Data listing:
※

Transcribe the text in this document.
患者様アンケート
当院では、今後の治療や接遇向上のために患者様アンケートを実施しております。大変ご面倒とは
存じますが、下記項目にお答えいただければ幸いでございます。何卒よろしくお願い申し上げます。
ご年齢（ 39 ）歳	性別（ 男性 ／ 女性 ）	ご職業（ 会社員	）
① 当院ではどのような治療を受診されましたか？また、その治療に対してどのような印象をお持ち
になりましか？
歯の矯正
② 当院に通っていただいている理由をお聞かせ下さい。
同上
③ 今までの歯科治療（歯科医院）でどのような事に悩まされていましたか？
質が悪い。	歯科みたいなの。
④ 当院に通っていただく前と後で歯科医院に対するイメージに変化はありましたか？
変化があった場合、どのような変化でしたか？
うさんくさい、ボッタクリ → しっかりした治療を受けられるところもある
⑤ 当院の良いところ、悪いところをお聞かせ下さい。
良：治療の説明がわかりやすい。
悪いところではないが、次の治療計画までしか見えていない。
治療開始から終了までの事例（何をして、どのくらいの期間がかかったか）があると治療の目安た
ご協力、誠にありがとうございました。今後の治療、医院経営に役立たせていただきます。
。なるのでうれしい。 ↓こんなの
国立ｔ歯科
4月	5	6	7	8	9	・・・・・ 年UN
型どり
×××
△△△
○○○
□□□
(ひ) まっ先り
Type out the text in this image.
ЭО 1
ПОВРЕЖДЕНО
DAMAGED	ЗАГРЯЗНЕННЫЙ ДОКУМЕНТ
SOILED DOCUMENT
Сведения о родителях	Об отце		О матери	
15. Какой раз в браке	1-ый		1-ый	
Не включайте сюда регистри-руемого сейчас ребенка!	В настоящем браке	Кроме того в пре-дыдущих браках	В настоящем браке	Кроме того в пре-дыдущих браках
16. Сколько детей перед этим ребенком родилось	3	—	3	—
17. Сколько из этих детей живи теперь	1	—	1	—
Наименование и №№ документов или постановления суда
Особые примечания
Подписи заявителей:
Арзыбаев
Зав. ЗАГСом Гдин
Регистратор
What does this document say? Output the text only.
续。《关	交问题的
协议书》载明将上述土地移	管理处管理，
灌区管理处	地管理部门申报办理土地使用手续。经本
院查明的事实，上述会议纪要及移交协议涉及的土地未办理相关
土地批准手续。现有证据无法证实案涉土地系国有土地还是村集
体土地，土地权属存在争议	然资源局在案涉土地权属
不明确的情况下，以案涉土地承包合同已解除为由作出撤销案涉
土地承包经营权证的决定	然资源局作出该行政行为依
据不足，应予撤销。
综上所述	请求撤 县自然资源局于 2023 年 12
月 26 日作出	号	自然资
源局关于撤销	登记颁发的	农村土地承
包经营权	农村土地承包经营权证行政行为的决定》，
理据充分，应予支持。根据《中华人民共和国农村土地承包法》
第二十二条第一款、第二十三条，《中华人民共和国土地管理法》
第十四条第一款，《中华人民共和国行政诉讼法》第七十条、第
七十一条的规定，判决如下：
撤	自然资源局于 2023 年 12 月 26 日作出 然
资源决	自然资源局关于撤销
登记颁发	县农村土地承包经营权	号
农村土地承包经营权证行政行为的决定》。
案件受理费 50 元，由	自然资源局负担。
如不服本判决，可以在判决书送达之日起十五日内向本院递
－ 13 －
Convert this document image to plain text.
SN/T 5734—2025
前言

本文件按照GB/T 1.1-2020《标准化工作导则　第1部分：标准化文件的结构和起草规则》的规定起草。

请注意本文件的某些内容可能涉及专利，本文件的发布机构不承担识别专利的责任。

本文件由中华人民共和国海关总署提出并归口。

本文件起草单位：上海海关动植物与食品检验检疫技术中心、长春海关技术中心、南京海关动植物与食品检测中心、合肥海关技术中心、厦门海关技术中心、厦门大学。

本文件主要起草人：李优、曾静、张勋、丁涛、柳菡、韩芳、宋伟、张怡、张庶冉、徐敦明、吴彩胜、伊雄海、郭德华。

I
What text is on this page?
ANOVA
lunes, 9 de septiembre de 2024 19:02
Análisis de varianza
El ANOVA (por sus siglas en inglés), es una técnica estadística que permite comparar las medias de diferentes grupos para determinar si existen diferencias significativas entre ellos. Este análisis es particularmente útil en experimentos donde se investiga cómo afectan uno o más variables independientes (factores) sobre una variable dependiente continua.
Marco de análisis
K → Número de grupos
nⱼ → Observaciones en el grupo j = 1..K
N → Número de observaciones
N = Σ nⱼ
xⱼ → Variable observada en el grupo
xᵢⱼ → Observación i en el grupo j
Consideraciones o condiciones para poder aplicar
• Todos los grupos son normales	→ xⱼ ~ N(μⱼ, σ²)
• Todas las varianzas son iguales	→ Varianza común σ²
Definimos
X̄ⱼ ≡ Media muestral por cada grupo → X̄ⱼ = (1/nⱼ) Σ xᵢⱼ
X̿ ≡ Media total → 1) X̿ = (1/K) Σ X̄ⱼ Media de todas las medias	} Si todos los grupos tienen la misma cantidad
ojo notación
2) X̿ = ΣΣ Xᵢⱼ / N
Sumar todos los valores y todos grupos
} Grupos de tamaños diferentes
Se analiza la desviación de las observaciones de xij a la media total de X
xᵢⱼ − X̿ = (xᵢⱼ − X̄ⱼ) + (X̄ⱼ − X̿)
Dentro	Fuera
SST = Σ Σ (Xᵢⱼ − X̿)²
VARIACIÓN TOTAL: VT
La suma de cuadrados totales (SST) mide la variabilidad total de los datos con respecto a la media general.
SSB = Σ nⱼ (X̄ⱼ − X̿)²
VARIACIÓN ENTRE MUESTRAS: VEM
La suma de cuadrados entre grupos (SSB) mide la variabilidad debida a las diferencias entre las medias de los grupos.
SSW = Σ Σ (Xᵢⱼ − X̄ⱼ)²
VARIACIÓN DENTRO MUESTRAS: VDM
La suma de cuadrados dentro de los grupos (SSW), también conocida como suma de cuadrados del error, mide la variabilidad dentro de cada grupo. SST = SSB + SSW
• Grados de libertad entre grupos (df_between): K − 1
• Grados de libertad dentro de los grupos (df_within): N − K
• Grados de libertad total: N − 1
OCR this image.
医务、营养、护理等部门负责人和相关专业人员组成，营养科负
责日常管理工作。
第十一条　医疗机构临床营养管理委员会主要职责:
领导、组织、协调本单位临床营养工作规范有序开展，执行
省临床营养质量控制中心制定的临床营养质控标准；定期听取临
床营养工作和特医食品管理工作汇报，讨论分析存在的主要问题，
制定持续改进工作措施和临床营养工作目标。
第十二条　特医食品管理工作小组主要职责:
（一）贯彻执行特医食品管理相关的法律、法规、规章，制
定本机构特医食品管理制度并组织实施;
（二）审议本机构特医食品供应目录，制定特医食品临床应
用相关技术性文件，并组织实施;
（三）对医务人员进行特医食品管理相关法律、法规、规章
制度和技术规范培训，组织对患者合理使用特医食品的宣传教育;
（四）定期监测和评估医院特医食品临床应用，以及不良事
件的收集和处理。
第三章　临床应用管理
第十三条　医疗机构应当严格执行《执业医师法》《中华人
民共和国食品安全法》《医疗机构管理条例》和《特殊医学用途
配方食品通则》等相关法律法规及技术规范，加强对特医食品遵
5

※

Stated problem
Extract the full listing and reproduce each line exactly.

Task solution
Transcribe the text in this document.
患者様アンケート
当院では、今後の治療や接遇向上のために患者様アンケートを実施しております。大変ご面倒とは
存じますが、下記項目にお答えいただければ幸いでございます。何卒よろしくお願い申し上げます。
ご年齢（ 39 ）歳	性別（ 男性 ／ 女性 ）	ご職業（ 会社員	）
① 当院ではどのような治療を受診されましたか？また、その治療に対してどのような印象をお持ち
になりましか？
歯の矯正
② 当院に通っていただいている理由をお聞かせ下さい。
同上
③ 今までの歯科治療（歯科医院）でどのような事に悩まされていましたか？
質が悪い。	歯科みたいなの。
④ 当院に通っていただく前と後で歯科医院に対するイメージに変化はありましたか？
変化があった場合、どのような変化でしたか？
うさんくさい、ボッタクリ → しっかりした治療を受けられるところもある
⑤ 当院の良いところ、悪いところをお聞かせ下さい。
良：治療の説明がわかりやすい。
悪いところではないが、次の治療計画までしか見えていない。
治療開始から終了までの事例（何をして、どのくらいの期間がかかったか）があると治療の目安た
ご協力、誠にありがとうございました。今後の治療、医院経営に役立たせていただきます。
。なるのでうれしい。 ↓こんなの
国立ｔ歯科
4月	5	6	7	8	9	・・・・・ 年UN
型どり
×××
△△△
○○○
□□□
(ひ) まっ先り
Type out the text in this image.
ЭО 1
ПОВРЕЖДЕНО
DAMAGED	ЗАГРЯЗНЕННЫЙ ДОКУМЕНТ
SOILED DOCUMENT
Сведения о родителях	Об отце		О матери	
15. Какой раз в браке	1-ый		1-ый	
Не включайте сюда регистри-руемого сейчас ребенка!	В настоящем браке	Кроме того в пре-дыдущих браках	В настоящем браке	Кроме того в пре-дыдущих браках
16. Сколько детей перед этим ребенком родилось	3	—	3	—
17. Сколько из этих детей живи теперь	1	—	1	—
Наименование и №№ документов или постановления суда
Особые примечания
Подписи заявителей:
Арзыбаев
Зав. ЗАГСом Гдин
Регистратор
What does this document say? Output the text only.
续。《关	交问题的
协议书》载明将上述土地移	管理处管理，
灌区管理处	地管理部门申报办理土地使用手续。经本
院查明的事实，上述会议纪要及移交协议涉及的土地未办理相关
土地批准手续。现有证据无法证实案涉土地系国有土地还是村集
体土地，土地权属存在争议	然资源局在案涉土地权属
不明确的情况下，以案涉土地承包合同已解除为由作出撤销案涉
土地承包经营权证的决定	然资源局作出该行政行为依
据不足，应予撤销。
综上所述	请求撤 县自然资源局于 2023 年 12
月 26 日作出	号	自然资
源局关于撤销	登记颁发的	农村土地承
包经营权	农村土地承包经营权证行政行为的决定》，
理据充分，应予支持。根据《中华人民共和国农村土地承包法》
第二十二条第一款、第二十三条，《中华人民共和国土地管理法》
第十四条第一款，《中华人民共和国行政诉讼法》第七十条、第
七十一条的规定，判决如下：
撤	自然资源局于 2023 年 12 月 26 日作出 然
资源决	自然资源局关于撤销
登记颁发	县农村土地承包经营权	号
农村土地承包经营权证行政行为的决定》。
案件受理费 50 元，由	自然资源局负担。
如不服本判决，可以在判决书送达之日起十五日内向本院递
－ 13 －
Convert this document image to plain text.
SN/T 5734—2025
前言

本文件按照GB/T 1.1-2020《标准化工作导则　第1部分：标准化文件的结构和起草规则》的规定起草。

请注意本文件的某些内容可能涉及专利，本文件的发布机构不承担识别专利的责任。

本文件由中华人民共和国海关总署提出并归口。

本文件起草单位：上海海关动植物与食品检验检疫技术中心、长春海关技术中心、南京海关动植物与食品检测中心、合肥海关技术中心、厦门海关技术中心、厦门大学。

本文件主要起草人：李优、曾静、张勋、丁涛、柳菡、韩芳、宋伟、张怡、张庶冉、徐敦明、吴彩胜、伊雄海、郭德华。

I
What text is on this page?
ANOVA
lunes, 9 de septiembre de 2024 19:02
Análisis de varianza
El ANOVA (por sus siglas en inglés), es una técnica estadística que permite comparar las medias de diferentes grupos para determinar si existen diferencias significativas entre ellos. Este análisis es particularmente útil en experimentos donde se investiga cómo afectan uno o más variables independientes (factores) sobre una variable dependiente continua.
Marco de análisis
K → Número de grupos
nⱼ → Observaciones en el grupo j = 1..K
N → Número de observaciones
N = Σ nⱼ
xⱼ → Variable observada en el grupo
xᵢⱼ → Observación i en el grupo j
Consideraciones o condiciones para poder aplicar
• Todos los grupos son normales	→ xⱼ ~ N(μⱼ, σ²)
• Todas las varianzas son iguales	→ Varianza común σ²
Definimos
X̄ⱼ ≡ Media muestral por cada grupo → X̄ⱼ = (1/nⱼ) Σ xᵢⱼ
X̿ ≡ Media total → 1) X̿ = (1/K) Σ X̄ⱼ Media de todas las medias	} Si todos los grupos tienen la misma cantidad
ojo notación
2) X̿ = ΣΣ Xᵢⱼ / N
Sumar todos los valores y todos grupos
} Grupos de tamaños diferentes
Se analiza la desviación de las observaciones de xij a la media total de X
xᵢⱼ − X̿ = (xᵢⱼ − X̄ⱼ) + (X̄ⱼ − X̿)
Dentro	Fuera
SST = Σ Σ (Xᵢⱼ − X̿)²
VARIACIÓN TOTAL: VT
La suma de cuadrados totales (SST) mide la variabilidad total de los datos con respecto a la media general.
SSB = Σ nⱼ (X̄ⱼ − X̿)²
VARIACIÓN ENTRE MUESTRAS: VEM
La suma de cuadrados entre grupos (SSB) mide la variabilidad debida a las diferencias entre las medias de los grupos.
SSW = Σ Σ (Xᵢⱼ − X̄ⱼ)²
VARIACIÓN DENTRO MUESTRAS: VDM
La suma de cuadrados dentro de los grupos (SSW), también conocida como suma de cuadrados del error, mide la variabilidad dentro de cada grupo. SST = SSB + SSW
• Grados de libertad entre grupos (df_between): K − 1
• Grados de libertad dentro de los grupos (df_within): N − K
• Grados de libertad total: N − 1
OCR this image.
医务、营养、护理等部门负责人和相关专业人员组成，营养科负
责日常管理工作。
第十一条　医疗机构临床营养管理委员会主要职责:
领导、组织、协调本单位临床营养工作规范有序开展，执行
省临床营养质量控制中心制定的临床营养质控标准；定期听取临
床营养工作和特医食品管理工作汇报，讨论分析存在的主要问题，
制定持续改进工作措施和临床营养工作目标。
第十二条　特医食品管理工作小组主要职责:
（一）贯彻执行特医食品管理相关的法律、法规、规章，制
定本机构特医食品管理制度并组织实施;
（二）审议本机构特医食品供应目录，制定特医食品临床应
用相关技术性文件，并组织实施;
（三）对医务人员进行特医食品管理相关法律、法规、规章
制度和技术规范培训，组织对患者合理使用特医食品的宣传教育;
（四）定期监测和评估医院特医食品临床应用，以及不良事
件的收集和处理。
第三章　临床应用管理
第十三条　医疗机构应当严格执行《执业医师法》《中华人
民共和国食品安全法》《医疗机构管理条例》和《特殊医学用途
配方食品通则》等相关法律法规及技术规范，加强对特医食品遵
5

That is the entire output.